### Description of the task
In full and without alteration, write out the data below.

### Data extracted from a collection
┏━━
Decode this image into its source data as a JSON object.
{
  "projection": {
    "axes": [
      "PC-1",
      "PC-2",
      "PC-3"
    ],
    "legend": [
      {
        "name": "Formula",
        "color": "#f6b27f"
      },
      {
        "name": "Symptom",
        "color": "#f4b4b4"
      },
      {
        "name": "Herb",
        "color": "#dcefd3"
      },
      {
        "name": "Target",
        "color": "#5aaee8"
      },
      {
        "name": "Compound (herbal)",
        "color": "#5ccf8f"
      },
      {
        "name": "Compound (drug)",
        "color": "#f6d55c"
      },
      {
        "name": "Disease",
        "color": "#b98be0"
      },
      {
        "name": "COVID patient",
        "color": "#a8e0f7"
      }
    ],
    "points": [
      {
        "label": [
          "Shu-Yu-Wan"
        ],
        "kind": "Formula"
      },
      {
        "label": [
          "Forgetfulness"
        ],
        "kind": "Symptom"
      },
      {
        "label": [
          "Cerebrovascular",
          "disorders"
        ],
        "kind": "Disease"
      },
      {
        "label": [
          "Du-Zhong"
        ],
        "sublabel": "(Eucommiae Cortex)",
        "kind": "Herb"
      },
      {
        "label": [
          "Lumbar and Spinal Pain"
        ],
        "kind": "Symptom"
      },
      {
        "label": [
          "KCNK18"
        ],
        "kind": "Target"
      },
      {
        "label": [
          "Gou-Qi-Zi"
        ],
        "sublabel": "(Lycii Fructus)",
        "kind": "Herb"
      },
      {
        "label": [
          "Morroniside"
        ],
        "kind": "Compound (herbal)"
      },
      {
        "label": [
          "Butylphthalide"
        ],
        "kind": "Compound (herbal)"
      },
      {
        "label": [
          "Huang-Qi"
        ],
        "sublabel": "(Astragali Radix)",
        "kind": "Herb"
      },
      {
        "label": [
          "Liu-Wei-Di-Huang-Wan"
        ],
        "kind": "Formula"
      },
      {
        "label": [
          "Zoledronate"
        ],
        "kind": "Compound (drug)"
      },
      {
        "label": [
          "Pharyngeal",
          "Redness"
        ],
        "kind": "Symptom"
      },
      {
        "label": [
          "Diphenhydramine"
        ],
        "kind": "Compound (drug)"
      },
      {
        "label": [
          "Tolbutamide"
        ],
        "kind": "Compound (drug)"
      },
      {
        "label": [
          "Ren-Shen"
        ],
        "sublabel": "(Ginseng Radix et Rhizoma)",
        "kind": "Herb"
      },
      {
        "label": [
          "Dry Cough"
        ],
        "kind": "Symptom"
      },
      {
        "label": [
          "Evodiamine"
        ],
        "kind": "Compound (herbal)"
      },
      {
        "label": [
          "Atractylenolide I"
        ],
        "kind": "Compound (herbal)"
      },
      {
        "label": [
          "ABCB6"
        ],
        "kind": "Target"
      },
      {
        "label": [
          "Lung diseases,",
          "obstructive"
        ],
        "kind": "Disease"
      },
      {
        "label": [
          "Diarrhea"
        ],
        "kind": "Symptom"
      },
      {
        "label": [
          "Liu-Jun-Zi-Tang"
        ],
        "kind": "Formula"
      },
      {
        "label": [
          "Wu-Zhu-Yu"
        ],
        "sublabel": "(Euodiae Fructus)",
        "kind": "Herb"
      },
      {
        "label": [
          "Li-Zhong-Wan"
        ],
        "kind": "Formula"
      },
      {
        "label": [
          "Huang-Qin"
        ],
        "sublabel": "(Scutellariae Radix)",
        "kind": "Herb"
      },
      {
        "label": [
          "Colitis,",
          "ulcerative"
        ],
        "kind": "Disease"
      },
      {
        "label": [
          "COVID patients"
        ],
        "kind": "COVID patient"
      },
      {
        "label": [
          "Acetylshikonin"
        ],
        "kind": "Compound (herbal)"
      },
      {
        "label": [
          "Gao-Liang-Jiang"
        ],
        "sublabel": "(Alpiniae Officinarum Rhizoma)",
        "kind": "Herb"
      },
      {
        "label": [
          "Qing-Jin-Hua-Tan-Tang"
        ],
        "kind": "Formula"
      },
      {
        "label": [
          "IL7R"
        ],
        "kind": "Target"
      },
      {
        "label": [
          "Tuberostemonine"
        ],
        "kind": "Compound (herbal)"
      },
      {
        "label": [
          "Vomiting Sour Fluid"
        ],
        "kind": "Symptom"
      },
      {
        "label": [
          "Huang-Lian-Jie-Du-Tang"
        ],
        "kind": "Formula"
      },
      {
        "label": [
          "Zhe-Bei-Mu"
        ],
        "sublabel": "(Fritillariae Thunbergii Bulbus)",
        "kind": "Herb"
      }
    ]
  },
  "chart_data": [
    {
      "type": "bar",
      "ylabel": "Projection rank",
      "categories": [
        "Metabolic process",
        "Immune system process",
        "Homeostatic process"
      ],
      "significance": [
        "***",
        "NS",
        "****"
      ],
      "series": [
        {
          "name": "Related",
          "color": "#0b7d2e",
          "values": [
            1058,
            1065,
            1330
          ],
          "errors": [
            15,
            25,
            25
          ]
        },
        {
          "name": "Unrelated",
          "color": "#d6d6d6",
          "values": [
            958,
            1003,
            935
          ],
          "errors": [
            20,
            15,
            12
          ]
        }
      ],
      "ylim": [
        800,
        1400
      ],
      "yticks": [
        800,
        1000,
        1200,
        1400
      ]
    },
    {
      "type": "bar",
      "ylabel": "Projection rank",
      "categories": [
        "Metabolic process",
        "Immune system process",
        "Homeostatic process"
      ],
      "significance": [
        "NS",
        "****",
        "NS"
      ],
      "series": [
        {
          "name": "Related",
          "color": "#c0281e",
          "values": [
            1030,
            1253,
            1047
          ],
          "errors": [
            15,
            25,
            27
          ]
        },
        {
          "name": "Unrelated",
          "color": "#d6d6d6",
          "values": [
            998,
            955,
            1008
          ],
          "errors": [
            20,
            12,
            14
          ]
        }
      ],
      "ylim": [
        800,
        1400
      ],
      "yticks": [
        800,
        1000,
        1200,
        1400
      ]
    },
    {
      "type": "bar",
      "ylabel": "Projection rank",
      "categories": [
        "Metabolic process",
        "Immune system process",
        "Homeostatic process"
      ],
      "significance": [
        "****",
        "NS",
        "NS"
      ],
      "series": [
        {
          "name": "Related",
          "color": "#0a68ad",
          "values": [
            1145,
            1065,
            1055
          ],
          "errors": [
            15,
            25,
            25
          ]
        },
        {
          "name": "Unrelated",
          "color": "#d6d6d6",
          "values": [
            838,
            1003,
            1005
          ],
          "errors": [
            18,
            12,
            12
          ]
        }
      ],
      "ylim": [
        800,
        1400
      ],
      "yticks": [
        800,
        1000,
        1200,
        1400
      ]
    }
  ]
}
┗━━
### Finished exercise
Decode this image into its source data as a JSON object.
{
  "projection": {
    "axes": [
      "PC-1",
      "PC-2",
      "PC-3"
    ],
    "legend": [
      {
        "name": "Formula",
        "color": "#f6b27f"
      },
      {
        "name": "Symptom",
        "color": "#f4b4b4"
      },
      {
        "name": "Herb",
        "color": "#dcefd3"
      },
      {
        "name": "Target",
        "color": "#5aaee8"
      },
      {
        "name": "Compound (herbal)",
        "color": "#5ccf8f"
      },
      {
        "name": "Compound (drug)",
        "color": "#f6d55c"
      },
      {
        "name": "Disease",
        "color": "#b98be0"
      },
      {
        "name": "COVID patient",
        "color": "#a8e0f7"
      }
    ],
    "points": [
      {
        "label": [
          "Shu-Yu-Wan"
        ],
        "kind": "Formula"
      },
      {
        "label": [
          "Forgetfulness"
        ],
        "kind": "Symptom"
      },
      {
        "label": [
          "Cerebrovascular",
          "disorders"
        ],
        "kind": "Disease"
      },
      {
        "label": [
          "Du-Zhong"
        ],
        "sublabel": "(Eucommiae Cortex)",
        "kind": "Herb"
      },
      {
        "label": [
          "Lumbar and Spinal Pain"
        ],
        "kind": "Symptom"
      },
      {
        "label": [
          "KCNK18"
        ],
        "kind": "Target"
      },
      {
        "label": [
          "Gou-Qi-Zi"
        ],
        "sublabel": "(Lycii Fructus)",
        "kind": "Herb"
      },
      {
        "label": [
          "Morroniside"
        ],
        "kind": "Compound (herbal)"
      },
      {
        "label": [
          "Butylphthalide"
        ],
        "kind": "Compound (herbal)"
      },
      {
        "label": [
          "Huang-Qi"
        ],
        "sublabel": "(Astragali Radix)",
        "kind": "Herb"
      },
      {
        "label": [
          "Liu-Wei-Di-Huang-Wan"
        ],
        "kind": "Formula"
      },
      {
        "label": [
          "Zoledronate"
        ],
        "kind": "Compound (drug)"
      },
      {
        "label": [
          "Pharyngeal",
          "Redness"
        ],
        "kind": "Symptom"
      },
      {
        "label": [
          "Diphenhydramine"
        ],
        "kind": "Compound (drug)"
      },
      {
        "label": [
          "Tolbutamide"
        ],
        "kind": "Compound (drug)"
      },
      {
        "label": [
          "Ren-Shen"
        ],
        "sublabel": "(Ginseng Radix et Rhizoma)",
        "kind": "Herb"
      },
      {
        "label": [
          "Dry Cough"
        ],
        "kind": "Symptom"
      },
      {
        "label": [
          "Evodiamine"
        ],
        "kind": "Compound (herbal)"
      },
      {
        "label": [
          "Atractylenolide I"
        ],
        "kind": "Compound (herbal)"
      },
      {
        "label": [
          "ABCB6"
        ],
        "kind": "Target"
      },
      {
        "label": [
          "Lung diseases,",
          "obstructive"
        ],
        "kind": "Disease"
      },
      {
        "label": [
          "Diarrhea"
        ],
        "kind": "Symptom"
      },
      {
        "label": [
          "Liu-Jun-Zi-Tang"
        ],
        "kind": "Formula"
      },
      {
        "label": [
          "Wu-Zhu-Yu"
        ],
        "sublabel": "(Euodiae Fructus)",
        "kind": "Herb"
      },
      {
        "label": [
          "Li-Zhong-Wan"
        ],
        "kind": "Formula"
      },
      {
        "label": [
          "Huang-Qin"
        ],
        "sublabel": "(Scutellariae Radix)",
        "kind": "Herb"
      },
      {
        "label": [
          "Colitis,",
          "ulcerative"
        ],
        "kind": "Disease"
      },
      {
        "label": [
          "COVID patients"
        ],
        "kind": "COVID patient"
      },
      {
        "label": [
          "Acetylshikonin"
        ],
        "kind": "Compound (herbal)"
      },
      {
        "label": [
          "Gao-Liang-Jiang"
        ],
        "sublabel": "(Alpiniae Officinarum Rhizoma)",
        "kind": "Herb"
      },
      {
        "label": [
          "Qing-Jin-Hua-Tan-Tang"
        ],
        "kind": "Formula"
      },
      {
        "label": [
          "IL7R"
        ],
        "kind": "Target"
      },
      {
        "label": [
          "Tuberostemonine"
        ],
        "kind": "Compound (herbal)"
      },
      {
        "label": [
          "Vomiting Sour Fluid"
        ],
        "kind": "Symptom"
      },
      {
        "label": [
          "Huang-Lian-Jie-Du-Tang"
        ],
        "kind": "Formula"
      },
      {
        "label": [
          "Zhe-Bei-Mu"
        ],
        "sublabel": "(Fritillariae Thunbergii Bulbus)",
        "kind": "Herb"
      }
    ]
  },
  "chart_data": [
    {
      "type": "bar",
      "ylabel": "Projection rank",
      "categories": [
        "Metabolic process",
        "Immune system process",
        "Homeostatic process"
      ],
      "significance": [
        "***",
        "NS",
        "****"
      ],
      "series": [
        {
          "name": "Related",
          "color": "#0b7d2e",
          "values": [
            1058,
            1065,
            1330
          ],
          "errors": [
            15,
            25,
            25
          ]
        },
        {
          "name": "Unrelated",
          "color": "#d6d6d6",
          "values": [
            958,
            1003,
            935
          ],
          "errors": [
            20,
            15,
            12
          ]
        }
      ],
      "ylim": [
        800,
        1400
      ],
      "yticks": [
        800,
        1000,
        1200,
        1400
      ]
    },
    {
      "type": "bar",
      "ylabel": "Projection rank",
      "categories": [
        "Metabolic process",
        "Immune system process",
        "Homeostatic process"
      ],
      "significance": [
        "NS",
        "****",
        "NS"
      ],
      "series": [
        {
          "name": "Related",
          "color": "#c0281e",
          "values": [
            1030,
            1253,
            1047
          ],
          "errors": [
            15,
            25,
            27
          ]
        },
        {
          "name": "Unrelated",
          "color": "#d6d6d6",
          "values": [
            998,
            955,
            1008
          ],
          "errors": [
            20,
            12,
            14
          ]
        }
      ],
      "ylim": [
        800,
        1400
      ],
      "yticks": [
        800,
        1000,
        1200,
        1400
      ]
    },
    {
      "type": "bar",
      "ylabel": "Projection rank",
      "categories": [
        "Metabolic process",
        "Immune system process",
        "Homeostatic process"
      ],
      "significance": [
        "****",
        "NS",
        "NS"
      ],
      "series": [
        {
          "name": "Related",
          "color": "#0a68ad",
          "values": [
            1145,
            1065,
            1055
          ],
          "errors": [
            15,
            25,
            25
          ]
        },
        {
          "name": "Unrelated",
          "color": "#d6d6d6",
          "values": [
            838,
            1003,
            1005
          ],
          "errors": [
            18,
            12,
            12
          ]
        }
      ],
      "ylim": [
        800,
        1400
      ],
      "yticks": [
        800,
        1000,
        1200,
        1400
      ]
    }
  ]
}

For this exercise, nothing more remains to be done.